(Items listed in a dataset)
============================================================
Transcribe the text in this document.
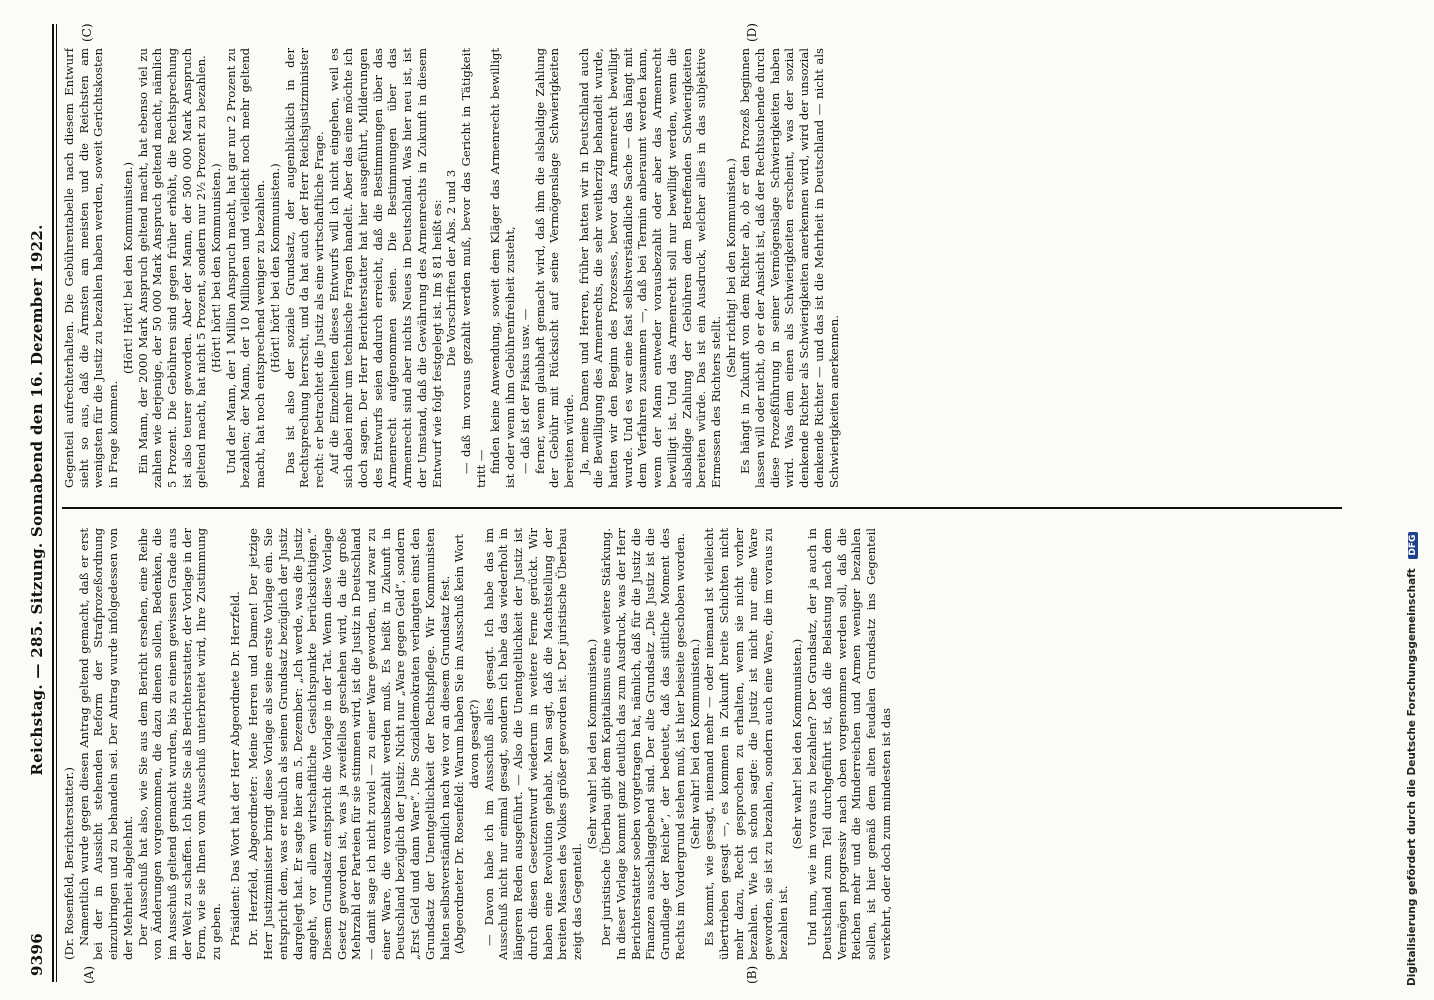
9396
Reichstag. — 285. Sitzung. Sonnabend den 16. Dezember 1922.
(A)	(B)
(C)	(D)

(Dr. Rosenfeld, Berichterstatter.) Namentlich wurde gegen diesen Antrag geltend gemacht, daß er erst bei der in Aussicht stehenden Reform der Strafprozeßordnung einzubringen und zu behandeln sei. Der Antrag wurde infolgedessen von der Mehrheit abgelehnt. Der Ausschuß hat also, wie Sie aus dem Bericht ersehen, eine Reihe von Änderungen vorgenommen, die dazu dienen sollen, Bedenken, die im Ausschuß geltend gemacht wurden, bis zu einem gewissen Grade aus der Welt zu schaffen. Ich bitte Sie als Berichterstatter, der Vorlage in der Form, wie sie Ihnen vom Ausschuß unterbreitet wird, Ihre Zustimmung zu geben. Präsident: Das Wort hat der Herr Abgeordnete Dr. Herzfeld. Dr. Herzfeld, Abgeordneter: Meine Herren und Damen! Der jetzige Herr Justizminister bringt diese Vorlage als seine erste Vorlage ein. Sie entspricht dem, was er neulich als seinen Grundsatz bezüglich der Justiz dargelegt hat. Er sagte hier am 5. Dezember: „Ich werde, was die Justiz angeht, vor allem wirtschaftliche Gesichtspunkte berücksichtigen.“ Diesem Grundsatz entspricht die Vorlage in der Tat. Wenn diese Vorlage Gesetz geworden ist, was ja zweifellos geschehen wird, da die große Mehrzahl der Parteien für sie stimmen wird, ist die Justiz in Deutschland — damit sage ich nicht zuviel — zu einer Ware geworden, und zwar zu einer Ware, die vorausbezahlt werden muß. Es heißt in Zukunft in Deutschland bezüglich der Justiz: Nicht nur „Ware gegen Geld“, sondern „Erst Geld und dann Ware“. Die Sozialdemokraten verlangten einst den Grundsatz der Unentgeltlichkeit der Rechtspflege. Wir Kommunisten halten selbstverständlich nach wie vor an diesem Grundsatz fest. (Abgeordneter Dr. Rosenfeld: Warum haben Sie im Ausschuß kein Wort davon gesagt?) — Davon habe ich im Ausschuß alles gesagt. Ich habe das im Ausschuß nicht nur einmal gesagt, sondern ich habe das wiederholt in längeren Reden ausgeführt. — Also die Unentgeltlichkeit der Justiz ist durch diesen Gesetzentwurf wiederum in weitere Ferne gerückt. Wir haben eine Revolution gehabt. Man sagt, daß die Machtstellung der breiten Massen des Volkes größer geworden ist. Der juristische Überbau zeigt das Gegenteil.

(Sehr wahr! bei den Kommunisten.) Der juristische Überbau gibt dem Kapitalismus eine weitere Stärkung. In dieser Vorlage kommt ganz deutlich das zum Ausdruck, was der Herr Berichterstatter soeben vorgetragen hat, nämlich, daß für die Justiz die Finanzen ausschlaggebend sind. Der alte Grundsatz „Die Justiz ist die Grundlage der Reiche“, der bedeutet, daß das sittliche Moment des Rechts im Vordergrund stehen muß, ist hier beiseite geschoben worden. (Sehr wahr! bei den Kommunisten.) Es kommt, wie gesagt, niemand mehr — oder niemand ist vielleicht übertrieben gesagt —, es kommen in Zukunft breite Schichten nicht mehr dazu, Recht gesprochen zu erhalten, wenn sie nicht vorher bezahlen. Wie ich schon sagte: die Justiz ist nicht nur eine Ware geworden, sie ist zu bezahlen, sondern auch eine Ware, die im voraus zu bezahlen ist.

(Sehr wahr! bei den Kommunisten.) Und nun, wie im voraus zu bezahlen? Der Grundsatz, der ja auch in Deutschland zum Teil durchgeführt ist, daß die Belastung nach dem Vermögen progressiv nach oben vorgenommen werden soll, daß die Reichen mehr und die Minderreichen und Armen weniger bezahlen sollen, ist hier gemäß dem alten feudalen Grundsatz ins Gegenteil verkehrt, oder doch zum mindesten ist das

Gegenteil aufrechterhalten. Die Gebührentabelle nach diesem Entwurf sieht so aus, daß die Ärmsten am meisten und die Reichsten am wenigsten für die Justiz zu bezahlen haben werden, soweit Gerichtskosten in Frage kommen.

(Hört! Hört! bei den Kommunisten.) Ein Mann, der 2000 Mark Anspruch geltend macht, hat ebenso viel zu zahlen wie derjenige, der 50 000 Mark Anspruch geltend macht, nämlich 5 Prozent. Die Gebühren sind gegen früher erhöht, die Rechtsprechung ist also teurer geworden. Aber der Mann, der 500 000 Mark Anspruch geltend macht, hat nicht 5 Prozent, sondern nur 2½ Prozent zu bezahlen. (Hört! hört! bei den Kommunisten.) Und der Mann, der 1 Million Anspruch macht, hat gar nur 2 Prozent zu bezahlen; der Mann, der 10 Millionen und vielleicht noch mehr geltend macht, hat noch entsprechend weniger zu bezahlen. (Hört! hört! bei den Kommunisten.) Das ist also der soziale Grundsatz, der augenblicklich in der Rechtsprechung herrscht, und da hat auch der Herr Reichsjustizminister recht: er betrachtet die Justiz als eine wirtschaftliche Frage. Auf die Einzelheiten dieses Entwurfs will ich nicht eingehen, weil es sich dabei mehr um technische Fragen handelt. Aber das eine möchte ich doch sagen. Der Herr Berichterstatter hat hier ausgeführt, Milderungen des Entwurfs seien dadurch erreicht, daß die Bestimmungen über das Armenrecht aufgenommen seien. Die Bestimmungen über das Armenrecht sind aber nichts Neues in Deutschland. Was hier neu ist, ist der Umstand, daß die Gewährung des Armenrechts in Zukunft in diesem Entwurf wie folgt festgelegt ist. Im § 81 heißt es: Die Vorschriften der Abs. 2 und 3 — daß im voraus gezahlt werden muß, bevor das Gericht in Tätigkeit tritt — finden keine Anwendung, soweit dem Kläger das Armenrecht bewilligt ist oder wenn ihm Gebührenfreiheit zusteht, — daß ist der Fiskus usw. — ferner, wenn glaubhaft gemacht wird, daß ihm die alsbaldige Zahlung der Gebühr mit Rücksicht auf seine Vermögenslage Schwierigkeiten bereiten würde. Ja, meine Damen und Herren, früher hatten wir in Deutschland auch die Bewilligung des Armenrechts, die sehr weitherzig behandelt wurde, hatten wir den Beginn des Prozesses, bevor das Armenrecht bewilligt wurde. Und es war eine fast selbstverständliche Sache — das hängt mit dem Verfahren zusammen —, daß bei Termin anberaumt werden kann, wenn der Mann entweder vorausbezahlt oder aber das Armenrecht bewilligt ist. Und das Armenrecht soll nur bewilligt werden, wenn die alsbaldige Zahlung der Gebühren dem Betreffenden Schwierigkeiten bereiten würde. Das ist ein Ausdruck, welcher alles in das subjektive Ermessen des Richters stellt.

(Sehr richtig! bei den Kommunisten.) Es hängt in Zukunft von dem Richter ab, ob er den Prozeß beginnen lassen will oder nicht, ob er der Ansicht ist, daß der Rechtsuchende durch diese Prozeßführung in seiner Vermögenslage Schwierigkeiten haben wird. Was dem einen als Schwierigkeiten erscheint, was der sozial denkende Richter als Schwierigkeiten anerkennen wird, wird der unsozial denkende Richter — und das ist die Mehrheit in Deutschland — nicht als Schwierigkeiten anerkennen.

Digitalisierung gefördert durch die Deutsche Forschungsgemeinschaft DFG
============================================================
_What you need to do_
Should the entries hold any pictures, please omit those and print the remaining text exactly.

_Response box_
Transcribe the text in this document.
9396
Reichstag. — 285. Sitzung. Sonnabend den 16. Dezember 1922.
(A)	(B)
(C)	(D)

(Dr. Rosenfeld, Berichterstatter.) Namentlich wurde gegen diesen Antrag geltend gemacht, daß er erst bei der in Aussicht stehenden Reform der Strafprozeßordnung einzubringen und zu behandeln sei. Der Antrag wurde infolgedessen von der Mehrheit abgelehnt. Der Ausschuß hat also, wie Sie aus dem Bericht ersehen, eine Reihe von Änderungen vorgenommen, die dazu dienen sollen, Bedenken, die im Ausschuß geltend gemacht wurden, bis zu einem gewissen Grade aus der Welt zu schaffen. Ich bitte Sie als Berichterstatter, der Vorlage in der Form, wie sie Ihnen vom Ausschuß unterbreitet wird, Ihre Zustimmung zu geben. Präsident: Das Wort hat der Herr Abgeordnete Dr. Herzfeld. Dr. Herzfeld, Abgeordneter: Meine Herren und Damen! Der jetzige Herr Justizminister bringt diese Vorlage als seine erste Vorlage ein. Sie entspricht dem, was er neulich als seinen Grundsatz bezüglich der Justiz dargelegt hat. Er sagte hier am 5. Dezember: „Ich werde, was die Justiz angeht, vor allem wirtschaftliche Gesichtspunkte berücksichtigen.“ Diesem Grundsatz entspricht die Vorlage in der Tat. Wenn diese Vorlage Gesetz geworden ist, was ja zweifellos geschehen wird, da die große Mehrzahl der Parteien für sie stimmen wird, ist die Justiz in Deutschland — damit sage ich nicht zuviel — zu einer Ware geworden, und zwar zu einer Ware, die vorausbezahlt werden muß. Es heißt in Zukunft in Deutschland bezüglich der Justiz: Nicht nur „Ware gegen Geld“, sondern „Erst Geld und dann Ware“. Die Sozialdemokraten verlangten einst den Grundsatz der Unentgeltlichkeit der Rechtspflege. Wir Kommunisten halten selbstverständlich nach wie vor an diesem Grundsatz fest. (Abgeordneter Dr. Rosenfeld: Warum haben Sie im Ausschuß kein Wort davon gesagt?) — Davon habe ich im Ausschuß alles gesagt. Ich habe das im Ausschuß nicht nur einmal gesagt, sondern ich habe das wiederholt in längeren Reden ausgeführt. — Also die Unentgeltlichkeit der Justiz ist durch diesen Gesetzentwurf wiederum in weitere Ferne gerückt. Wir haben eine Revolution gehabt. Man sagt, daß die Machtstellung der breiten Massen des Volkes größer geworden ist. Der juristische Überbau zeigt das Gegenteil.

(Sehr wahr! bei den Kommunisten.) Der juristische Überbau gibt dem Kapitalismus eine weitere Stärkung. In dieser Vorlage kommt ganz deutlich das zum Ausdruck, was der Herr Berichterstatter soeben vorgetragen hat, nämlich, daß für die Justiz die Finanzen ausschlaggebend sind. Der alte Grundsatz „Die Justiz ist die Grundlage der Reiche“, der bedeutet, daß das sittliche Moment des Rechts im Vordergrund stehen muß, ist hier beiseite geschoben worden. (Sehr wahr! bei den Kommunisten.) Es kommt, wie gesagt, niemand mehr — oder niemand ist vielleicht übertrieben gesagt —, es kommen in Zukunft breite Schichten nicht mehr dazu, Recht gesprochen zu erhalten, wenn sie nicht vorher bezahlen. Wie ich schon sagte: die Justiz ist nicht nur eine Ware geworden, sie ist zu bezahlen, sondern auch eine Ware, die im voraus zu bezahlen ist.

(Sehr wahr! bei den Kommunisten.) Und nun, wie im voraus zu bezahlen? Der Grundsatz, der ja auch in Deutschland zum Teil durchgeführt ist, daß die Belastung nach dem Vermögen progressiv nach oben vorgenommen werden soll, daß die Reichen mehr und die Minderreichen und Armen weniger bezahlen sollen, ist hier gemäß dem alten feudalen Grundsatz ins Gegenteil verkehrt, oder doch zum mindesten ist das

Gegenteil aufrechterhalten. Die Gebührentabelle nach diesem Entwurf sieht so aus, daß die Ärmsten am meisten und die Reichsten am wenigsten für die Justiz zu bezahlen haben werden, soweit Gerichtskosten in Frage kommen.

(Hört! Hört! bei den Kommunisten.) Ein Mann, der 2000 Mark Anspruch geltend macht, hat ebenso viel zu zahlen wie derjenige, der 50 000 Mark Anspruch geltend macht, nämlich 5 Prozent. Die Gebühren sind gegen früher erhöht, die Rechtsprechung ist also teurer geworden. Aber der Mann, der 500 000 Mark Anspruch geltend macht, hat nicht 5 Prozent, sondern nur 2½ Prozent zu bezahlen. (Hört! hört! bei den Kommunisten.) Und der Mann, der 1 Million Anspruch macht, hat gar nur 2 Prozent zu bezahlen; der Mann, der 10 Millionen und vielleicht noch mehr geltend macht, hat noch entsprechend weniger zu bezahlen. (Hört! hört! bei den Kommunisten.) Das ist also der soziale Grundsatz, der augenblicklich in der Rechtsprechung herrscht, und da hat auch der Herr Reichsjustizminister recht: er betrachtet die Justiz als eine wirtschaftliche Frage. Auf die Einzelheiten dieses Entwurfs will ich nicht eingehen, weil es sich dabei mehr um technische Fragen handelt. Aber das eine möchte ich doch sagen. Der Herr Berichterstatter hat hier ausgeführt, Milderungen des Entwurfs seien dadurch erreicht, daß die Bestimmungen über das Armenrecht aufgenommen seien. Die Bestimmungen über das Armenrecht sind aber nichts Neues in Deutschland. Was hier neu ist, ist der Umstand, daß die Gewährung des Armenrechts in Zukunft in diesem Entwurf wie folgt festgelegt ist. Im § 81 heißt es: Die Vorschriften der Abs. 2 und 3 — daß im voraus gezahlt werden muß, bevor das Gericht in Tätigkeit tritt — finden keine Anwendung, soweit dem Kläger das Armenrecht bewilligt ist oder wenn ihm Gebührenfreiheit zusteht, — daß ist der Fiskus usw. — ferner, wenn glaubhaft gemacht wird, daß ihm die alsbaldige Zahlung der Gebühr mit Rücksicht auf seine Vermögenslage Schwierigkeiten bereiten würde. Ja, meine Damen und Herren, früher hatten wir in Deutschland auch die Bewilligung des Armenrechts, die sehr weitherzig behandelt wurde, hatten wir den Beginn des Prozesses, bevor das Armenrecht bewilligt wurde. Und es war eine fast selbstverständliche Sache — das hängt mit dem Verfahren zusammen —, daß bei Termin anberaumt werden kann, wenn der Mann entweder vorausbezahlt oder aber das Armenrecht bewilligt ist. Und das Armenrecht soll nur bewilligt werden, wenn die alsbaldige Zahlung der Gebühren dem Betreffenden Schwierigkeiten bereiten würde. Das ist ein Ausdruck, welcher alles in das subjektive Ermessen des Richters stellt.

(Sehr richtig! bei den Kommunisten.) Es hängt in Zukunft von dem Richter ab, ob er den Prozeß beginnen lassen will oder nicht, ob er der Ansicht ist, daß der Rechtsuchende durch diese Prozeßführung in seiner Vermögenslage Schwierigkeiten haben wird. Was dem einen als Schwierigkeiten erscheint, was der sozial denkende Richter als Schwierigkeiten anerkennen wird, wird der unsozial denkende Richter — und das ist die Mehrheit in Deutschland — nicht als Schwierigkeiten anerkennen.

Digitalisierung gefördert durch die Deutsche Forschungsgemeinschaft DFG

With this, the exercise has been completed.